Implementing Ansible

What is Ansible?

Well, I’m gonna steal this directly from the Ansible Homepage:

“Ansible is a universal language, unraveling the mystery of how work gets done. Turn tough tasks into repeatable playbooks. Roll out enterprise-wide protocols with the push of a button.”

Brilliant. Ansible allows for the idea of Infrastructure-as-Code. This concept basically says that you can write a few text files with what you want a machine to do, then run those text files. The end result should be a correctly configured machine.

How it differs from Bash scripts

Human readability

Ansible can be read by a human being with no scripting experience, and should provide them with some measure of insight into what the Ansible playbook achieves. For instance:

- name: Update ubuntu device
  hosts: ubuntu
  become: True
    - name: Carry out complete 'apt upgrade'
      apt: upgrade=full update_cache=yes

When you read this, you are able to identify some key points:

  • This playbook updates Ubuntu Devices
  • It will only run on hosts in the ‘ubuntu’ group
  • The only task in this playbook is to carry out the ‘apt upgrade’ command.

- [Task list]:
[1] Give again the stretch of the Ansible page from "What is Ansible?" through "correctly configured machine.", keeping every word and mark as it appears.
[2] Transcribe the stretch of rows from the very first one through the line containing "The lower leg segment 27 is at (348, 662).", both ends included, without changing anything.

- [Material]:

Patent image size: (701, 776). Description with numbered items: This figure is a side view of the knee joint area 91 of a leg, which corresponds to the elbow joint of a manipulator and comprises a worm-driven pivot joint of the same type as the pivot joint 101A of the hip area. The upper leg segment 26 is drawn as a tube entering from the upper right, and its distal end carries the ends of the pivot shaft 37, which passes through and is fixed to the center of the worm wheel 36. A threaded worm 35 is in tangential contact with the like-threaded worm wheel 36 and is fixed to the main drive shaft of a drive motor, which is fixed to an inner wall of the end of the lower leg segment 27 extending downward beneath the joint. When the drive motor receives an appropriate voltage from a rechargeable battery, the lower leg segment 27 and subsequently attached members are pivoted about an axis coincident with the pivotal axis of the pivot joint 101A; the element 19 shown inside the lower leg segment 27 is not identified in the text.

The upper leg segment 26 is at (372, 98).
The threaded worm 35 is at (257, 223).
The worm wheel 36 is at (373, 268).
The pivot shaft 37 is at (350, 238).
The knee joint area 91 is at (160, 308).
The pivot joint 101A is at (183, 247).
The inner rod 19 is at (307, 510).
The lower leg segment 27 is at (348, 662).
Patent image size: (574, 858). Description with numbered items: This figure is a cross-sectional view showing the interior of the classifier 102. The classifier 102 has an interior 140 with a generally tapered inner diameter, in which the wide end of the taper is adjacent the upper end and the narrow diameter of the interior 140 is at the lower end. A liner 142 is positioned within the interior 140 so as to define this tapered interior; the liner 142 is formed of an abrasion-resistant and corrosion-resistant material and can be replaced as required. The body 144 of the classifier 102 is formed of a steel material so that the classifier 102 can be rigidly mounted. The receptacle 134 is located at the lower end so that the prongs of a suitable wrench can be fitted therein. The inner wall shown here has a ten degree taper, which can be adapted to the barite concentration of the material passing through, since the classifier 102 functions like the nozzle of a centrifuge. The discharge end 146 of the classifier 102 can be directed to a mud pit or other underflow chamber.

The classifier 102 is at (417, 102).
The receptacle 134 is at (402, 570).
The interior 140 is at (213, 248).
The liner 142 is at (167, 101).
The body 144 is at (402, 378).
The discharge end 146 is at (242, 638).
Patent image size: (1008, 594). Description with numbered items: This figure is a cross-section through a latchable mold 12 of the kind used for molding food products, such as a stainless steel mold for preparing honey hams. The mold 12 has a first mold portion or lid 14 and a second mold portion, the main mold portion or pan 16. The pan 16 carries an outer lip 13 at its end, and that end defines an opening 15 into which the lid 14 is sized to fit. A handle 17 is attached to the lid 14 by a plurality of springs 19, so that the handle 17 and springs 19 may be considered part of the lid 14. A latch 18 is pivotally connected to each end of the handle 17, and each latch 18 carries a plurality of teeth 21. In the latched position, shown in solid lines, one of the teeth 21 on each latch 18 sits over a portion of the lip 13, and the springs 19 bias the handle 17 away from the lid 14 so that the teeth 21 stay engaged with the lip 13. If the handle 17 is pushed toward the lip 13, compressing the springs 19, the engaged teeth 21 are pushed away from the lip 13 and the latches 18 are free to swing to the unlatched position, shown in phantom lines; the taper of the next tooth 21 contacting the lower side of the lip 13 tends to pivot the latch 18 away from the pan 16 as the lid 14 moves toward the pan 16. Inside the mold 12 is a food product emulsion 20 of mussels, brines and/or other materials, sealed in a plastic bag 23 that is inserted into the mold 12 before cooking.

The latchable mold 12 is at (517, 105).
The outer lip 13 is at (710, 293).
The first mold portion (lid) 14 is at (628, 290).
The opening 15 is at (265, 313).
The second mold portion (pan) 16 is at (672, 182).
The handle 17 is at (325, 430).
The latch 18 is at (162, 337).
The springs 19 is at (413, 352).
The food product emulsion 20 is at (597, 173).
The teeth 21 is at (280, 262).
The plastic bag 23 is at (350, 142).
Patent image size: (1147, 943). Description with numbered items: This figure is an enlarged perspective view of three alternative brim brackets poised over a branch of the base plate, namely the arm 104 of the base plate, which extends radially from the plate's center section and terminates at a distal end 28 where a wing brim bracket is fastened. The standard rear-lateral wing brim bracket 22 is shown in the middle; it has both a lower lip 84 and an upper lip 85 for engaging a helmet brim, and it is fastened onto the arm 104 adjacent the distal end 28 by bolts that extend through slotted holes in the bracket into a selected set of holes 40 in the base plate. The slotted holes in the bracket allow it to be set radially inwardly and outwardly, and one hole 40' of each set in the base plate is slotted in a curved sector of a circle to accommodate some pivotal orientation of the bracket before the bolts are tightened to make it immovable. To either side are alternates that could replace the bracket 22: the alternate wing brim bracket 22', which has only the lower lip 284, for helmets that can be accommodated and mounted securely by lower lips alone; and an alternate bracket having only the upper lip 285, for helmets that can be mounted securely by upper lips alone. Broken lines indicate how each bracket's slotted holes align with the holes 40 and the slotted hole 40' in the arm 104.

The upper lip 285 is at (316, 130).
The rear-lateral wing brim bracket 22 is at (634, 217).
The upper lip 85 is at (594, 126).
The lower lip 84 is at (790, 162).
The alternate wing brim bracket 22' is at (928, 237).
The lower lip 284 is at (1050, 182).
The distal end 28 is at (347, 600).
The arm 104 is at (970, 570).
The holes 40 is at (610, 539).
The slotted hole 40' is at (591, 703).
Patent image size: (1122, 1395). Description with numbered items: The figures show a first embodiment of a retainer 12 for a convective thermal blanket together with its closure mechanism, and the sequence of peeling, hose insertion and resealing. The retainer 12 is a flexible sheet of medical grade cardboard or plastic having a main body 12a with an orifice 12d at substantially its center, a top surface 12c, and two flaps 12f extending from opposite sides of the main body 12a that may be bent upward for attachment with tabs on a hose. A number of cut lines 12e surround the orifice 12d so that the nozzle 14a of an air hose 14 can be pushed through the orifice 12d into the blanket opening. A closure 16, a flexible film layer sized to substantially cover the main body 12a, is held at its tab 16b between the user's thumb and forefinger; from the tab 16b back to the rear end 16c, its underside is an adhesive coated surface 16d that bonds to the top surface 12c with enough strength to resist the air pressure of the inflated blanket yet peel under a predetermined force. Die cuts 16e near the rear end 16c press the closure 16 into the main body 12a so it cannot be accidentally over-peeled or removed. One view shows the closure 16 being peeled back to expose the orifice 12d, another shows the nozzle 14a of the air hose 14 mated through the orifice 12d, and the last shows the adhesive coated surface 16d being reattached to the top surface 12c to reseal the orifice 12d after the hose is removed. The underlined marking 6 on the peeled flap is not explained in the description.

- [Results in order]:
[1]
What is Ansible?

Well, I’m gonna steal this directly from the Ansible Homepage:

“Ansible is a universal language, unraveling the mystery of how work gets done. Turn tough tasks into repeatable playbooks. Roll out enterprise-wide protocols with the push of a button.”

Brilliant. Ansible allows for the idea of Infrastructure-as-Code. This concept basically says that you can write a few text files with what you want a machine to do, then run those text files. The end result should be a correctly configured machine.

[2]
Patent image size: (701, 776). Description with numbered items: This figure is a side view of the knee joint area 91 of a leg, which corresponds to the elbow joint of a manipulator and comprises a worm-driven pivot joint of the same type as the pivot joint 101A of the hip area. The upper leg segment 26 is drawn as a tube entering from the upper right, and its distal end carries the ends of the pivot shaft 37, which passes through and is fixed to the center of the worm wheel 36. A threaded worm 35 is in tangential contact with the like-threaded worm wheel 36 and is fixed to the main drive shaft of a drive motor, which is fixed to an inner wall of the end of the lower leg segment 27 extending downward beneath the joint. When the drive motor receives an appropriate voltage from a rechargeable battery, the lower leg segment 27 and subsequently attached members are pivoted about an axis coincident with the pivotal axis of the pivot joint 101A; the element 19 shown inside the lower leg segment 27 is not identified in the text.

The upper leg segment 26 is at (372, 98).
The threaded worm 35 is at (257, 223).
The worm wheel 36 is at (373, 268).
The pivot shaft 37 is at (350, 238).
The knee joint area 91 is at (160, 308).
The pivot joint 101A is at (183, 247).
The inner rod 19 is at (307, 510).
The lower leg segment 27 is at (348, 662).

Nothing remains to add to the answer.